Return all lines that include the string "JSON".

=== SUPPLIED DATA ===

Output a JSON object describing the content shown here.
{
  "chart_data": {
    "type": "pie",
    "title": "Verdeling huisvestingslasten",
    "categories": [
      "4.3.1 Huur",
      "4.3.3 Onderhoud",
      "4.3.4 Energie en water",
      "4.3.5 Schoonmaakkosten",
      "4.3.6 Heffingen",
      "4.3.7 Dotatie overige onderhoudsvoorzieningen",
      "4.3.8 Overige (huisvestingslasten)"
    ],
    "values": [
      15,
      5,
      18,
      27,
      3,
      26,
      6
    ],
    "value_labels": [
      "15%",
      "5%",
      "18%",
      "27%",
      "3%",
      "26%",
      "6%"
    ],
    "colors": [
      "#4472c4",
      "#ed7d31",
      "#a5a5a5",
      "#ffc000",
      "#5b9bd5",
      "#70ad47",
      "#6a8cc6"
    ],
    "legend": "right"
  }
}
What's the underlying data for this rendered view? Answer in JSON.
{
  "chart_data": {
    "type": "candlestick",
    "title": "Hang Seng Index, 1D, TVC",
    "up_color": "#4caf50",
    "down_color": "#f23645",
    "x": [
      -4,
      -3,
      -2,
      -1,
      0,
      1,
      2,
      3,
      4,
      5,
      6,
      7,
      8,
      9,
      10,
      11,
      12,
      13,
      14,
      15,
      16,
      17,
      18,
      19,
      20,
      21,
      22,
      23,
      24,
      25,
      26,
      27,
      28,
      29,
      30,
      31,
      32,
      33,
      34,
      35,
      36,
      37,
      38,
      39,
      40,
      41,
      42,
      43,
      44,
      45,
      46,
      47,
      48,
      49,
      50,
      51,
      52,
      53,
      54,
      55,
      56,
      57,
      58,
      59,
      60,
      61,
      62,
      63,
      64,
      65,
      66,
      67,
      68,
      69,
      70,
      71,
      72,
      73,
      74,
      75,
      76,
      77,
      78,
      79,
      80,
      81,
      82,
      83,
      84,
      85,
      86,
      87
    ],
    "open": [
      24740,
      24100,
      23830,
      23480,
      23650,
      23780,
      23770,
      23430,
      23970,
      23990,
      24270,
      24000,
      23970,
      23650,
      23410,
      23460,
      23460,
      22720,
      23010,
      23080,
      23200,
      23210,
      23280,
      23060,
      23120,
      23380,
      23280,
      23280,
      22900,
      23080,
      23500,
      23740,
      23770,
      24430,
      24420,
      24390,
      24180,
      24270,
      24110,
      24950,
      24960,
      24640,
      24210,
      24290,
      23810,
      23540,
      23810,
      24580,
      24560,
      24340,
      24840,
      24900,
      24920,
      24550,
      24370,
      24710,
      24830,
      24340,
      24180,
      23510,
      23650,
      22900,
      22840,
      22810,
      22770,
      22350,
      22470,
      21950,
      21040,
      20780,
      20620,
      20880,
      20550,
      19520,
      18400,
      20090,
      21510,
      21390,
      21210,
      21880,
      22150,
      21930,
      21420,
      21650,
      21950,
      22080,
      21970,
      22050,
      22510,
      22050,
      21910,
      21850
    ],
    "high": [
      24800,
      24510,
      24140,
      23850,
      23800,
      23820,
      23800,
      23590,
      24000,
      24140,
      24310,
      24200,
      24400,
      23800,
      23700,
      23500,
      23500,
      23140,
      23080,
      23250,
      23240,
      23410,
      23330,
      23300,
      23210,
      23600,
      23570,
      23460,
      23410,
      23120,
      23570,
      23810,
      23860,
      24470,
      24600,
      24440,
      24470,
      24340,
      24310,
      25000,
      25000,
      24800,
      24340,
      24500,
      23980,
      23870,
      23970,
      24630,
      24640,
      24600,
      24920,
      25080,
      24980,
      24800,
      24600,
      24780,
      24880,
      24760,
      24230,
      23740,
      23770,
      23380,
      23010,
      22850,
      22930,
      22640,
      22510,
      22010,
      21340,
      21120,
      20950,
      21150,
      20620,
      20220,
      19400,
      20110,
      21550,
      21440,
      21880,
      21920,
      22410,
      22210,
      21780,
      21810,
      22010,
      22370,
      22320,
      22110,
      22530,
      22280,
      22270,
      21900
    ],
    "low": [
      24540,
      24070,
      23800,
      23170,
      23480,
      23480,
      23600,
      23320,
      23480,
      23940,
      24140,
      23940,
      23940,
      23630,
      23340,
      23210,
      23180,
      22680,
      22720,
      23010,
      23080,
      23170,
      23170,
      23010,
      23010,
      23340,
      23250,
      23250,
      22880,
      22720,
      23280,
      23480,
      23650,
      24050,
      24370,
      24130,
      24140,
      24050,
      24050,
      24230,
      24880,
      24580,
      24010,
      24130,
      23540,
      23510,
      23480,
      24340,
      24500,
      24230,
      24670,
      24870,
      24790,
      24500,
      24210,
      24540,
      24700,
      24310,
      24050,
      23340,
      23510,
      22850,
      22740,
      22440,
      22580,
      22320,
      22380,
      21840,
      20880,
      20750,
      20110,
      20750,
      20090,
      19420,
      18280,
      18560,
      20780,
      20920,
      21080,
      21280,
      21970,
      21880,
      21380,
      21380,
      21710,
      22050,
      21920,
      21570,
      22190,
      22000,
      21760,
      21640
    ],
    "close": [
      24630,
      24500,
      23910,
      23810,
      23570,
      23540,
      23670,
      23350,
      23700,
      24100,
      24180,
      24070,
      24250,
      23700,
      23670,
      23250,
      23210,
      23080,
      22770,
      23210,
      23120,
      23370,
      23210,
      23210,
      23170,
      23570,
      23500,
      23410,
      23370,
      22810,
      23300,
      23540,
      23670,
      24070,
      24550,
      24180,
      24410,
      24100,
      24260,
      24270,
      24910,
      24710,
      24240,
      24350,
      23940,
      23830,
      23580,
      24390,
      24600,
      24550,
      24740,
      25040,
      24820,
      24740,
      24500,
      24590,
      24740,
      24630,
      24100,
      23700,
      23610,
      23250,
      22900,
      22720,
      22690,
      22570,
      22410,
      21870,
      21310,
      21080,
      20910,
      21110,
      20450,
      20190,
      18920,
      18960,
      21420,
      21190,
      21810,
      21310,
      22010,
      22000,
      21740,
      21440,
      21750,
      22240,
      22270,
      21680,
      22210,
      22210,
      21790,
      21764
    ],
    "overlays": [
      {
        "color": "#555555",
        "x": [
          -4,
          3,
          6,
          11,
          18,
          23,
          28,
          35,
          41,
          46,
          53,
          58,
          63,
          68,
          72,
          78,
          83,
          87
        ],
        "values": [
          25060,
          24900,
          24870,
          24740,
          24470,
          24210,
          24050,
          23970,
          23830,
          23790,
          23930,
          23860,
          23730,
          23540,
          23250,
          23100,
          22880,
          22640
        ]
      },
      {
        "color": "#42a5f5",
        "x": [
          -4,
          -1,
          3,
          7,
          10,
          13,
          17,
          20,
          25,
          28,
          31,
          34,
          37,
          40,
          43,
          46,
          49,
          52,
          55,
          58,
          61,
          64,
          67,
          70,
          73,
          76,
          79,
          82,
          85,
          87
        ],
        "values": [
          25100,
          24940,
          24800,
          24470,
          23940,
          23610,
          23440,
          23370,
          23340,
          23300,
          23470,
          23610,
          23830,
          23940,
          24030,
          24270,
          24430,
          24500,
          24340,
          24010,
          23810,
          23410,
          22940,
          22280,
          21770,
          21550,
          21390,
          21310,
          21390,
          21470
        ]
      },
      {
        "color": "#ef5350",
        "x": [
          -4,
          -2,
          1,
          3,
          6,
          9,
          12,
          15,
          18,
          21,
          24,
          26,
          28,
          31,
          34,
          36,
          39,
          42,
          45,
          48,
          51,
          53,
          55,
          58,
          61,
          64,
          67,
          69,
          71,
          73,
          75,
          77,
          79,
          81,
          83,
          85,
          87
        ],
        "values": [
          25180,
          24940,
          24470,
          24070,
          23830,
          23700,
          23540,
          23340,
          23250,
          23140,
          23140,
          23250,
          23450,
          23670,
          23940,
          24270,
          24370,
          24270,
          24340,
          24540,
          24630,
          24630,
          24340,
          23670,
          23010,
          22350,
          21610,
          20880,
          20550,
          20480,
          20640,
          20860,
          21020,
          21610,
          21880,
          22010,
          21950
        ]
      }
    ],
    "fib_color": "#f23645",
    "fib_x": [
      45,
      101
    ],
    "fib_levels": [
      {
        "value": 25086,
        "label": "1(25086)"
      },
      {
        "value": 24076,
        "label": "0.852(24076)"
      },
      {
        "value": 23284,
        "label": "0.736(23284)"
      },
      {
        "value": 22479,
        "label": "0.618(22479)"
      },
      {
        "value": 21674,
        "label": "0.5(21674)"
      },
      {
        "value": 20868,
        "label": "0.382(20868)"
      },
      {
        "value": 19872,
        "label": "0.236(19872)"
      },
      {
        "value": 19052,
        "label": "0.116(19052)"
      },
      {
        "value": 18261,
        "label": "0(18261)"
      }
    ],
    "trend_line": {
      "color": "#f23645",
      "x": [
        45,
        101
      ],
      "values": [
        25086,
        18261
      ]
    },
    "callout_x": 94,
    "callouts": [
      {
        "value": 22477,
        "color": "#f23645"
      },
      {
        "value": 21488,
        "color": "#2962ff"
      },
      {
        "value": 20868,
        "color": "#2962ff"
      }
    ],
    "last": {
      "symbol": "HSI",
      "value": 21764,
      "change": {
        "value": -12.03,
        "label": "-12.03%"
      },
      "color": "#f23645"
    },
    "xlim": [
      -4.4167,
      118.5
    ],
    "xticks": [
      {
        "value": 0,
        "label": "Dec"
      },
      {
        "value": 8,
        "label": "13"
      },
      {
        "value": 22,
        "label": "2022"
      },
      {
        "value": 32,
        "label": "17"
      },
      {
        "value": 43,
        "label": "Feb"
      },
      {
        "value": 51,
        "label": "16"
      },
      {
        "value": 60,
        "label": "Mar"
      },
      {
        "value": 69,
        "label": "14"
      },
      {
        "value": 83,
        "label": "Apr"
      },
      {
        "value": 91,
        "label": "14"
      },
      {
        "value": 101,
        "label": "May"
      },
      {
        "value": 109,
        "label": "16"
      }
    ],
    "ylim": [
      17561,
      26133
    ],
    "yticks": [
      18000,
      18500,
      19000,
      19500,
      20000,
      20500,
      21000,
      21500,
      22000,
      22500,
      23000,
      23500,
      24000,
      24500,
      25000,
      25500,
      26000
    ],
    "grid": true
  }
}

===

#### FINISHED EXERCISE
Output a JSON object describing the content shown here.
What's the underlying data for this rendered view? Answer in JSON.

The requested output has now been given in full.